### PROBLEM
Scan the records for the word "Leitzinsen". Copy each line that includes it.
────
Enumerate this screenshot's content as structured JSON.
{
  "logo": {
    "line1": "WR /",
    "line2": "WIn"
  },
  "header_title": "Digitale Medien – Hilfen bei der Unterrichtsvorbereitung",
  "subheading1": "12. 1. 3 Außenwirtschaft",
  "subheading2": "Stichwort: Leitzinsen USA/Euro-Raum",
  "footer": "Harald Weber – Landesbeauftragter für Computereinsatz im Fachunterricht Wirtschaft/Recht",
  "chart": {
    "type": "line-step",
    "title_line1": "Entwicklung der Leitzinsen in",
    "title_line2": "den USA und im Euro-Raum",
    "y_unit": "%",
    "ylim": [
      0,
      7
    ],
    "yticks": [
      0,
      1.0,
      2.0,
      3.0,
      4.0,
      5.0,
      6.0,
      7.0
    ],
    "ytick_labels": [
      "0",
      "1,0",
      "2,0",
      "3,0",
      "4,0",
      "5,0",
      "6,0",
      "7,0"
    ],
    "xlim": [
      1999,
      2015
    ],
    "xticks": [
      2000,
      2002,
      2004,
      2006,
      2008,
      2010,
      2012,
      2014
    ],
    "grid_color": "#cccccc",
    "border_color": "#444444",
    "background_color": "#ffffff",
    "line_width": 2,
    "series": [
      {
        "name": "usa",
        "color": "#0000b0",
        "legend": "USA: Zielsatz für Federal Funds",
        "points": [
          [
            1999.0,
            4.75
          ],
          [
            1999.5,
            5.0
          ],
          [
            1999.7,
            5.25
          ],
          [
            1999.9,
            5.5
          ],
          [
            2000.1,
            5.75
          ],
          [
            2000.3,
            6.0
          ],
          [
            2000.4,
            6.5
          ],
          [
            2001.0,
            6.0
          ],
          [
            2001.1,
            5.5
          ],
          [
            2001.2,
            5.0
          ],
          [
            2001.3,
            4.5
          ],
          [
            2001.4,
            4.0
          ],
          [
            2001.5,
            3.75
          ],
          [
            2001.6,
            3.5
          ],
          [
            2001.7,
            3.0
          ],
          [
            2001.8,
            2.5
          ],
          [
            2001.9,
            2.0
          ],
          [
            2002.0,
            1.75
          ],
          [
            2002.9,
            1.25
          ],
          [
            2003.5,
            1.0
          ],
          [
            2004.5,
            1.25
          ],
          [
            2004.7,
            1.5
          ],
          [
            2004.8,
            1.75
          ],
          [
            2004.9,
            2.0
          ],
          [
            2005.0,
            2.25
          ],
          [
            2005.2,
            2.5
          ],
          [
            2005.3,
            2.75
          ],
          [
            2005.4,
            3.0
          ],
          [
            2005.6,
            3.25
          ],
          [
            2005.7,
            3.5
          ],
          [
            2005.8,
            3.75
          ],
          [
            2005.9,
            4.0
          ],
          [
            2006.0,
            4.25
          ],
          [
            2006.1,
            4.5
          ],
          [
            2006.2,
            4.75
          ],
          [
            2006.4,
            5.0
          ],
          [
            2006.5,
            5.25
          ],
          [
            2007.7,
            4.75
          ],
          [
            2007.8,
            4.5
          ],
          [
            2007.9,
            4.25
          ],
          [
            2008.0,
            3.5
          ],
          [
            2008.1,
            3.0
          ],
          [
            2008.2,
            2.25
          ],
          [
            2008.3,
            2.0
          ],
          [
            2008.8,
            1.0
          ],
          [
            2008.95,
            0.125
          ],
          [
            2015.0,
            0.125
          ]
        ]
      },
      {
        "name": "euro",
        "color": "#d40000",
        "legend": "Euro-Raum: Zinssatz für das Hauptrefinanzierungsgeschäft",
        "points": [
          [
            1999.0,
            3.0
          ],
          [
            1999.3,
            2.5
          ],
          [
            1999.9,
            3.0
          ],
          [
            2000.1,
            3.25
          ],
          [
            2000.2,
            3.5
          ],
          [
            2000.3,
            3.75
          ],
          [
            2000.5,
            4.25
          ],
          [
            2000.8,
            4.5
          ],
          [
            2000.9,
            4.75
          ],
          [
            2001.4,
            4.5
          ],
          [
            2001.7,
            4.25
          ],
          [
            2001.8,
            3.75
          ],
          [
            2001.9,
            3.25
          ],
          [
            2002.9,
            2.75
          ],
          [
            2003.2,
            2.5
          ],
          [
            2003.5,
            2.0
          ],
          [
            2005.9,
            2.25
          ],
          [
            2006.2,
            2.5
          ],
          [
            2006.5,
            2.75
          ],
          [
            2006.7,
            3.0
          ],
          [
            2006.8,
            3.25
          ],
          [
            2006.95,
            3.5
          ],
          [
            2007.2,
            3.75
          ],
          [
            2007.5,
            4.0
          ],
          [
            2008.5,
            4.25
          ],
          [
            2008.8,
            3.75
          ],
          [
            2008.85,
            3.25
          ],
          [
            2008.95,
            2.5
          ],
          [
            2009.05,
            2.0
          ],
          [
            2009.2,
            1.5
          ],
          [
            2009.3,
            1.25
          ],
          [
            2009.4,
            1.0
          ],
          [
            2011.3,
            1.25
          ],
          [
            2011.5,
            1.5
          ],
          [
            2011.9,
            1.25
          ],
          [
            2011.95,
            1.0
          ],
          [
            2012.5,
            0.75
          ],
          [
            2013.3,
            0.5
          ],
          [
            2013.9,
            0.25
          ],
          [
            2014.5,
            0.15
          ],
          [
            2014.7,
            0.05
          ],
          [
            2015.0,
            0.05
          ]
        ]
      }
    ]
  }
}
────
### EXPECTED ANSWER
  "subheading2": "Stichwort: Leitzinsen USA/Euro-Raum",
    "title_line1": "Entwicklung der Leitzinsen in",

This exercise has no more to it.